#### SET TASK
Skip any picture you find and retype all the remaining lines exactly.
— Begin RECORDS FOR THIS TASK —
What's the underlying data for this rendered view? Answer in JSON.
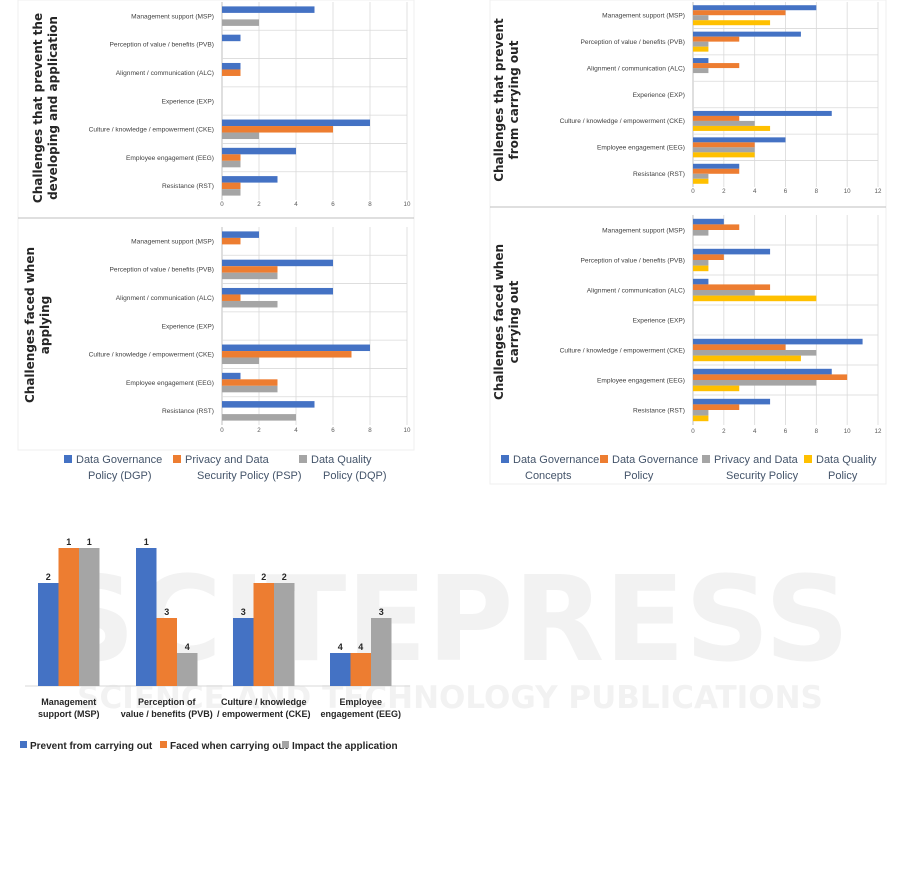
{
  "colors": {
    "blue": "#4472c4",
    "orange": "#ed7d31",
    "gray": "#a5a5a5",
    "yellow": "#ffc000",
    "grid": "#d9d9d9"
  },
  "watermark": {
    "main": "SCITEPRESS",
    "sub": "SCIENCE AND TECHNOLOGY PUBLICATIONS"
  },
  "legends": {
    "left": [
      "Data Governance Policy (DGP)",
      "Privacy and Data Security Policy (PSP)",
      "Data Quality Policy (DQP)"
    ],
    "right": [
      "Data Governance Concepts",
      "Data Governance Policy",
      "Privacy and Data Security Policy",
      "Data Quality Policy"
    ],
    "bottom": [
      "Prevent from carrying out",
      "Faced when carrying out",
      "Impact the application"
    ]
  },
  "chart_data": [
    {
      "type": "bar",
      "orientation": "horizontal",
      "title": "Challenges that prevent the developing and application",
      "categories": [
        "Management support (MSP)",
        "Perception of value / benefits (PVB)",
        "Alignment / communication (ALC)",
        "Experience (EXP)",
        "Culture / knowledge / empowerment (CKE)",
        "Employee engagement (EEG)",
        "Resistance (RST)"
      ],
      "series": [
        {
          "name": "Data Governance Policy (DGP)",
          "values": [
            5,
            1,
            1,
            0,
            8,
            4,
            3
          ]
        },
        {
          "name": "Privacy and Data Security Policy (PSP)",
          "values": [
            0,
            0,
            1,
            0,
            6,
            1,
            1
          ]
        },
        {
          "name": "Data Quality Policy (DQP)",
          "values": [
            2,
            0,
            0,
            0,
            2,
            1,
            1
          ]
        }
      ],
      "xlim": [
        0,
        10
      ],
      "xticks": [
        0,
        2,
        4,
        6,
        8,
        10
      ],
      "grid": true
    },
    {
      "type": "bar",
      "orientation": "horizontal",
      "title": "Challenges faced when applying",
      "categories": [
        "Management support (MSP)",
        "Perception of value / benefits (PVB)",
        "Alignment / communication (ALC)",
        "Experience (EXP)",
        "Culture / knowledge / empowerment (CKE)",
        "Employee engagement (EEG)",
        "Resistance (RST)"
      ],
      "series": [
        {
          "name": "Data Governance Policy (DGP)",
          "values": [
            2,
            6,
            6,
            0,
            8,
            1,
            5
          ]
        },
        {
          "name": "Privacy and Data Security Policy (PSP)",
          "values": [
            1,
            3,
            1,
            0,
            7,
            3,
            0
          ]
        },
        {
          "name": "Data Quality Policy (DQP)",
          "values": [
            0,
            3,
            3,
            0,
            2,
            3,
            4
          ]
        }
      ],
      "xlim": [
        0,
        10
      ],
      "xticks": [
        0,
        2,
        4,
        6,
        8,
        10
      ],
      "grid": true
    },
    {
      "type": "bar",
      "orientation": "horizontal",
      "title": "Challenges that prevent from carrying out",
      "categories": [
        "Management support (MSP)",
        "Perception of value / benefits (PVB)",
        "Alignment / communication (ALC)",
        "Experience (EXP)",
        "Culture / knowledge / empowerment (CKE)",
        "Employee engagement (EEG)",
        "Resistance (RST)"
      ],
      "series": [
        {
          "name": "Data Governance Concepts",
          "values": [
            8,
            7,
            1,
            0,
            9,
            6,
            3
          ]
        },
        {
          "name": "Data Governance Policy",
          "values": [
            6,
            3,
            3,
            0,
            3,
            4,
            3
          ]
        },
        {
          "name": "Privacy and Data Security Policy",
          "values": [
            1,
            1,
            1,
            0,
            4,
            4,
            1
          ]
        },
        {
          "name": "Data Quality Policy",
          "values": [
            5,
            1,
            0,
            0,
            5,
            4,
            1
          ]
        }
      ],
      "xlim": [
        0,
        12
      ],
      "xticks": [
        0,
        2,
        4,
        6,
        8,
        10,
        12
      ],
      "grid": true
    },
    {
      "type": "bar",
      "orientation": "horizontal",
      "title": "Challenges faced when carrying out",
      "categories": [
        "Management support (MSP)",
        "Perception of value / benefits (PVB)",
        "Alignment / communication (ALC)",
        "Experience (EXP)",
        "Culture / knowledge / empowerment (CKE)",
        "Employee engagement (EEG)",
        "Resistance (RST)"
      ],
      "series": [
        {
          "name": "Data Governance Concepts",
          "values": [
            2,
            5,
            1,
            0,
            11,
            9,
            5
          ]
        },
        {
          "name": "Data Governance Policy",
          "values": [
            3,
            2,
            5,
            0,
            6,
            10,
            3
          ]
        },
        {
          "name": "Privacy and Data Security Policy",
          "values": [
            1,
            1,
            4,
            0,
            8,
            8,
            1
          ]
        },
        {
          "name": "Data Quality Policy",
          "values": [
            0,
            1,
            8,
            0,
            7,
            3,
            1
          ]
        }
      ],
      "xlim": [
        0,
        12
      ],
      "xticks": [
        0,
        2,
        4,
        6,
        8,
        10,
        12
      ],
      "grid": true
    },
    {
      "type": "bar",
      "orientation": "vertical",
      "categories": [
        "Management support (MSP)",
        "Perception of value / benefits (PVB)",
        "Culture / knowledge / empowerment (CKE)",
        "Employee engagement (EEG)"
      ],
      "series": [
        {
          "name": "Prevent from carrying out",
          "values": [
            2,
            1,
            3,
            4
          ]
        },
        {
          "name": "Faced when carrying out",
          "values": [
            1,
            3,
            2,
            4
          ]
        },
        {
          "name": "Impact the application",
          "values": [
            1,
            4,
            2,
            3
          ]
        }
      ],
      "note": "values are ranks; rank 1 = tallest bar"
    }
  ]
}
— End RECORDS FOR THIS TASK —
#### RESPONSE TO THE TASK
What's the underlying data for this rendered view? Answer in JSON.
{
  "colors": {
    "blue": "#4472c4",
    "orange": "#ed7d31",
    "gray": "#a5a5a5",
    "yellow": "#ffc000",
    "grid": "#d9d9d9"
  },
  "watermark": {
    "main": "SCITEPRESS",
    "sub": "SCIENCE AND TECHNOLOGY PUBLICATIONS"
  },
  "legends": {
    "left": [
      "Data Governance Policy (DGP)",
      "Privacy and Data Security Policy (PSP)",
      "Data Quality Policy (DQP)"
    ],
    "right": [
      "Data Governance Concepts",
      "Data Governance Policy",
      "Privacy and Data Security Policy",
      "Data Quality Policy"
    ],
    "bottom": [
      "Prevent from carrying out",
      "Faced when carrying out",
      "Impact the application"
    ]
  },
  "chart_data": [
    {
      "type": "bar",
      "orientation": "horizontal",
      "title": "Challenges that prevent the developing and application",
      "categories": [
        "Management support (MSP)",
        "Perception of value / benefits (PVB)",
        "Alignment / communication (ALC)",
        "Experience (EXP)",
        "Culture / knowledge / empowerment (CKE)",
        "Employee engagement (EEG)",
        "Resistance (RST)"
      ],
      "series": [
        {
          "name": "Data Governance Policy (DGP)",
          "values": [
            5,
            1,
            1,
            0,
            8,
            4,
            3
          ]
        },
        {
          "name": "Privacy and Data Security Policy (PSP)",
          "values": [
            0,
            0,
            1,
            0,
            6,
            1,
            1
          ]
        },
        {
          "name": "Data Quality Policy (DQP)",
          "values": [
            2,
            0,
            0,
            0,
            2,
            1,
            1
          ]
        }
      ],
      "xlim": [
        0,
        10
      ],
      "xticks": [
        0,
        2,
        4,
        6,
        8,
        10
      ],
      "grid": true
    },
    {
      "type": "bar",
      "orientation": "horizontal",
      "title": "Challenges faced when applying",
      "categories": [
        "Management support (MSP)",
        "Perception of value / benefits (PVB)",
        "Alignment / communication (ALC)",
        "Experience (EXP)",
        "Culture / knowledge / empowerment (CKE)",
        "Employee engagement (EEG)",
        "Resistance (RST)"
      ],
      "series": [
        {
          "name": "Data Governance Policy (DGP)",
          "values": [
            2,
            6,
            6,
            0,
            8,
            1,
            5
          ]
        },
        {
          "name": "Privacy and Data Security Policy (PSP)",
          "values": [
            1,
            3,
            1,
            0,
            7,
            3,
            0
          ]
        },
        {
          "name": "Data Quality Policy (DQP)",
          "values": [
            0,
            3,
            3,
            0,
            2,
            3,
            4
          ]
        }
      ],
      "xlim": [
        0,
        10
      ],
      "xticks": [
        0,
        2,
        4,
        6,
        8,
        10
      ],
      "grid": true
    },
    {
      "type": "bar",
      "orientation": "horizontal",
      "title": "Challenges that prevent from carrying out",
      "categories": [
        "Management support (MSP)",
        "Perception of value / benefits (PVB)",
        "Alignment / communication (ALC)",
        "Experience (EXP)",
        "Culture / knowledge / empowerment (CKE)",
        "Employee engagement (EEG)",
        "Resistance (RST)"
      ],
      "series": [
        {
          "name": "Data Governance Concepts",
          "values": [
            8,
            7,
            1,
            0,
            9,
            6,
            3
          ]
        },
        {
          "name": "Data Governance Policy",
          "values": [
            6,
            3,
            3,
            0,
            3,
            4,
            3
          ]
        },
        {
          "name": "Privacy and Data Security Policy",
          "values": [
            1,
            1,
            1,
            0,
            4,
            4,
            1
          ]
        },
        {
          "name": "Data Quality Policy",
          "values": [
            5,
            1,
            0,
            0,
            5,
            4,
            1
          ]
        }
      ],
      "xlim": [
        0,
        12
      ],
      "xticks": [
        0,
        2,
        4,
        6,
        8,
        10,
        12
      ],
      "grid": true
    },
    {
      "type": "bar",
      "orientation": "horizontal",
      "title": "Challenges faced when carrying out",
      "categories": [
        "Management support (MSP)",
        "Perception of value / benefits (PVB)",
        "Alignment / communication (ALC)",
        "Experience (EXP)",
        "Culture / knowledge / empowerment (CKE)",
        "Employee engagement (EEG)",
        "Resistance (RST)"
      ],
      "series": [
        {
          "name": "Data Governance Concepts",
          "values": [
            2,
            5,
            1,
            0,
            11,
            9,
            5
          ]
        },
        {
          "name": "Data Governance Policy",
          "values": [
            3,
            2,
            5,
            0,
            6,
            10,
            3
          ]
        },
        {
          "name": "Privacy and Data Security Policy",
          "values": [
            1,
            1,
            4,
            0,
            8,
            8,
            1
          ]
        },
        {
          "name": "Data Quality Policy",
          "values": [
            0,
            1,
            8,
            0,
            7,
            3,
            1
          ]
        }
      ],
      "xlim": [
        0,
        12
      ],
      "xticks": [
        0,
        2,
        4,
        6,
        8,
        10,
        12
      ],
      "grid": true
    },
    {
      "type": "bar",
      "orientation": "vertical",
      "categories": [
        "Management support (MSP)",
        "Perception of value / benefits (PVB)",
        "Culture / knowledge / empowerment (CKE)",
        "Employee engagement (EEG)"
      ],
      "series": [
        {
          "name": "Prevent from carrying out",
          "values": [
            2,
            1,
            3,
            4
          ]
        },
        {
          "name": "Faced when carrying out",
          "values": [
            1,
            3,
            2,
            4
          ]
        },
        {
          "name": "Impact the application",
          "values": [
            1,
            4,
            2,
            3
          ]
        }
      ],
      "note": "values are ranks; rank 1 = tallest bar"
    }
  ]
}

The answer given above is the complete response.